▶ _What to work on_:
Go through the material below and count the lines with the string "xlsx"; the number is the whole answer.

--- --- ---

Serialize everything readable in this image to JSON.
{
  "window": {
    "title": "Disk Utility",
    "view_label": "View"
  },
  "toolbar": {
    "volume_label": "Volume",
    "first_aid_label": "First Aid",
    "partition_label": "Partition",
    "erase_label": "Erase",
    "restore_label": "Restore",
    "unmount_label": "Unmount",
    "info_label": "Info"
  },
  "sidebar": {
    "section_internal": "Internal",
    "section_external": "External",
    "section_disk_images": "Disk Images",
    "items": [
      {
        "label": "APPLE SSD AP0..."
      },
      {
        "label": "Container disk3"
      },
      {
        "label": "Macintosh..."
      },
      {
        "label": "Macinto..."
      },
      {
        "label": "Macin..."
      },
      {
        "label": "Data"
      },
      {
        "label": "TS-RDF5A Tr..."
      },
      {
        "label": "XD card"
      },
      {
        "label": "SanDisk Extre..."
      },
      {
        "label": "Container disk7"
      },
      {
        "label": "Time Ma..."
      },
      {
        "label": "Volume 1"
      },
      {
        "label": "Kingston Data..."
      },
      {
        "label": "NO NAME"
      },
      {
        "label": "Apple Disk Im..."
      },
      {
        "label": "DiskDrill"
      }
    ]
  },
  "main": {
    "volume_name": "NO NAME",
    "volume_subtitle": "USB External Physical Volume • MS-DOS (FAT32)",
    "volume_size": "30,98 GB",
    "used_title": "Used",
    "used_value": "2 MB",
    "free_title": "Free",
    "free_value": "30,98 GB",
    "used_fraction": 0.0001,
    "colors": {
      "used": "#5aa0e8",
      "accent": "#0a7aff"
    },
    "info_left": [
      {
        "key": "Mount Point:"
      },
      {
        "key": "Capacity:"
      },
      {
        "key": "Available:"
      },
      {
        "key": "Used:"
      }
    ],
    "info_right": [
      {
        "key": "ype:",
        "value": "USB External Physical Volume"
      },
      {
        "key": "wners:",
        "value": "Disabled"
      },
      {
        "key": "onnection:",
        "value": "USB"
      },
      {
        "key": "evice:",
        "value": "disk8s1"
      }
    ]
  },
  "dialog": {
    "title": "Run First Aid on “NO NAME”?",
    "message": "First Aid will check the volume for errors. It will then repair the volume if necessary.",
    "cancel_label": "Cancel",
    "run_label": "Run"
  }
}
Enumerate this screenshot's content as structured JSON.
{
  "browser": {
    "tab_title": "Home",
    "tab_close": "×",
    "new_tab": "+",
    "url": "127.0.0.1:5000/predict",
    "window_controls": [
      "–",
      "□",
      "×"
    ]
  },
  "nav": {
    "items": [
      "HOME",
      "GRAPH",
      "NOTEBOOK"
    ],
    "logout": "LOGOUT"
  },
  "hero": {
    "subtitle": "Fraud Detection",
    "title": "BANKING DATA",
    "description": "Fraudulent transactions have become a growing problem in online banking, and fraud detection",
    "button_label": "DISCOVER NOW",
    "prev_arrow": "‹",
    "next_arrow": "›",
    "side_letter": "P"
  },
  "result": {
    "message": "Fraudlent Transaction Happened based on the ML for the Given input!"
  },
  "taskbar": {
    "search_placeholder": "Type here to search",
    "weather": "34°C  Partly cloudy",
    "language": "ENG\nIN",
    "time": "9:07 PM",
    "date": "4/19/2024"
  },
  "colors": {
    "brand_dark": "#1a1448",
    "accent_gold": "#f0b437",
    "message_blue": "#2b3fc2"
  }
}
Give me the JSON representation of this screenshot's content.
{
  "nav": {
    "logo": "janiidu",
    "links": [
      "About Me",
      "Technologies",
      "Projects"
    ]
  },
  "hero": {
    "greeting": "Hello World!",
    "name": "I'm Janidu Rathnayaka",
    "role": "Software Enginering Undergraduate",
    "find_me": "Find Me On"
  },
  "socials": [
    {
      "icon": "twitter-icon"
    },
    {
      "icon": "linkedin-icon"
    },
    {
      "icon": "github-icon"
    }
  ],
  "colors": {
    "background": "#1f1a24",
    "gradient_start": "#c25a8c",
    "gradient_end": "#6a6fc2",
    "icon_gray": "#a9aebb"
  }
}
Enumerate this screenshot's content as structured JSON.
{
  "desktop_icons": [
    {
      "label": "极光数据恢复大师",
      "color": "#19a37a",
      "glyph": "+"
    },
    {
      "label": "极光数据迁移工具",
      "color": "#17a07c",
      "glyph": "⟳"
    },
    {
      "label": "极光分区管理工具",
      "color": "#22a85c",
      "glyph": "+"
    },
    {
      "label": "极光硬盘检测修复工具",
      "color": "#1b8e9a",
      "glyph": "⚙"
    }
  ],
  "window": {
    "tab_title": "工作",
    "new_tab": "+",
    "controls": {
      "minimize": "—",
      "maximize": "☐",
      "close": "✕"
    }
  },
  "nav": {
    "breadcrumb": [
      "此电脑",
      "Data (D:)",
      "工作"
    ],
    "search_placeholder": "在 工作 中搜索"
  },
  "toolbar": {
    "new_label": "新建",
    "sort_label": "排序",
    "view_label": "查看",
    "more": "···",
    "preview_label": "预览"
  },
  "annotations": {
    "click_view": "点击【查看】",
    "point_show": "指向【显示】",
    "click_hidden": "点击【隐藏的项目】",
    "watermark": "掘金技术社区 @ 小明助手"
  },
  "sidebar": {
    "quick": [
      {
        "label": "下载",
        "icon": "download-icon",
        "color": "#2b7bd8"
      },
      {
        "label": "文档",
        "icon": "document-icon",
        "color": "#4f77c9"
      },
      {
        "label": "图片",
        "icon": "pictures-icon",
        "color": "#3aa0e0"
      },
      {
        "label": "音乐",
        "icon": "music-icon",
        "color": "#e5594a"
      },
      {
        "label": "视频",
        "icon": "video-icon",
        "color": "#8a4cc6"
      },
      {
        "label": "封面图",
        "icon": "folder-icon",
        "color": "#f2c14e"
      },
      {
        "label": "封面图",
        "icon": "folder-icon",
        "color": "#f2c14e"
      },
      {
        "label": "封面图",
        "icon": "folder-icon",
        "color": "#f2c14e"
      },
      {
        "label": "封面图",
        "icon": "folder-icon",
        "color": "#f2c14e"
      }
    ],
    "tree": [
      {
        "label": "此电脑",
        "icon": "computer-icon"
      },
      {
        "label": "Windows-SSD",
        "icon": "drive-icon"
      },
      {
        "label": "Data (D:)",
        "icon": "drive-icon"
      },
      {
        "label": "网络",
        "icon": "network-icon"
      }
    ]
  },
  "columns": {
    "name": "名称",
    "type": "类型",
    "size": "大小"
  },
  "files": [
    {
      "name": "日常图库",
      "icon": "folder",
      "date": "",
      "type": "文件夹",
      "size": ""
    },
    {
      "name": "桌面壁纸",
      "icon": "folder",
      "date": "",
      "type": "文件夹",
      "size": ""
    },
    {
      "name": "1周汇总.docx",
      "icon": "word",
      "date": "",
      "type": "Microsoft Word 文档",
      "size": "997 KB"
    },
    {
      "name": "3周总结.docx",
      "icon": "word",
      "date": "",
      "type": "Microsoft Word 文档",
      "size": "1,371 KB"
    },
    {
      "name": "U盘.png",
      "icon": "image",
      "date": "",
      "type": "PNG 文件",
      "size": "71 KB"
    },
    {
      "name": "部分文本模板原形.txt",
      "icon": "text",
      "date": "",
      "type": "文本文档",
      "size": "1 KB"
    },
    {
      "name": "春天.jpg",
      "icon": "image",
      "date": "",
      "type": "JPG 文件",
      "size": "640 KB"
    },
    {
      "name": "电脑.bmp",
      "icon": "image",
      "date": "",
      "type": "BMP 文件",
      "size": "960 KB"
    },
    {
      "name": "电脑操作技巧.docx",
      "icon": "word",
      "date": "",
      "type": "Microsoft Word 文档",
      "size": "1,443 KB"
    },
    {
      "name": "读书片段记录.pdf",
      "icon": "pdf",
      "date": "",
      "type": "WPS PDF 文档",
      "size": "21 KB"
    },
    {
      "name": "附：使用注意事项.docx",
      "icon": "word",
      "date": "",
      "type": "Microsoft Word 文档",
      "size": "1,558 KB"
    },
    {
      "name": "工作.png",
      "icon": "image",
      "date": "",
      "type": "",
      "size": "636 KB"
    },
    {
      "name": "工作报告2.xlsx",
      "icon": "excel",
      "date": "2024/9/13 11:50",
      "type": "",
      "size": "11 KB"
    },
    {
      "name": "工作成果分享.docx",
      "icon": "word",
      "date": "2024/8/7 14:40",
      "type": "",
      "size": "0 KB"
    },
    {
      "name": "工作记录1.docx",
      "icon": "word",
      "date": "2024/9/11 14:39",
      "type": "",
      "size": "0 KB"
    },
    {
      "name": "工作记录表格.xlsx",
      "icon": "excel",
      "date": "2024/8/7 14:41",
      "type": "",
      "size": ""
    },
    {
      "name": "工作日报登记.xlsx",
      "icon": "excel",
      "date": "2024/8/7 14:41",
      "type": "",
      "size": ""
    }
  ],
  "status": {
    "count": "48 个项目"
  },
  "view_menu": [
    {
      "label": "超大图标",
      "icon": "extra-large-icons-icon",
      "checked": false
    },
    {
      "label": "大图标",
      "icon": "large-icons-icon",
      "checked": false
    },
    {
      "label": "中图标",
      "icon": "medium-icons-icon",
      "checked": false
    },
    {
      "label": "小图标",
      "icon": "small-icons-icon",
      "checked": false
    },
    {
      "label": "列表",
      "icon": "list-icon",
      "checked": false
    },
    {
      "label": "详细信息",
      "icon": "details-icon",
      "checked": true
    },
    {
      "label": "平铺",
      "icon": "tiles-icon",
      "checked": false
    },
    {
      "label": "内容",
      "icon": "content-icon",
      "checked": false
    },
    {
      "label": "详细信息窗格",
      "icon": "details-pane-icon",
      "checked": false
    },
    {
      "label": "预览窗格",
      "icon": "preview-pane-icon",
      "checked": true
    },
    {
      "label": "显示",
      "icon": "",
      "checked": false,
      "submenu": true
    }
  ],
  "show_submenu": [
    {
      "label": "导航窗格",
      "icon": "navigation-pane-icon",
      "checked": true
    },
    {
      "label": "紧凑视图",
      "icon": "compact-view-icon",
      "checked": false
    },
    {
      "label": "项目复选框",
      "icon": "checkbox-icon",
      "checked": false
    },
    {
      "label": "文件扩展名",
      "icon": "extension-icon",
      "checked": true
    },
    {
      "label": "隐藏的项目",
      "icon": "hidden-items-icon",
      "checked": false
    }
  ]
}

--- --- ---

▶ _Response to the task_:
3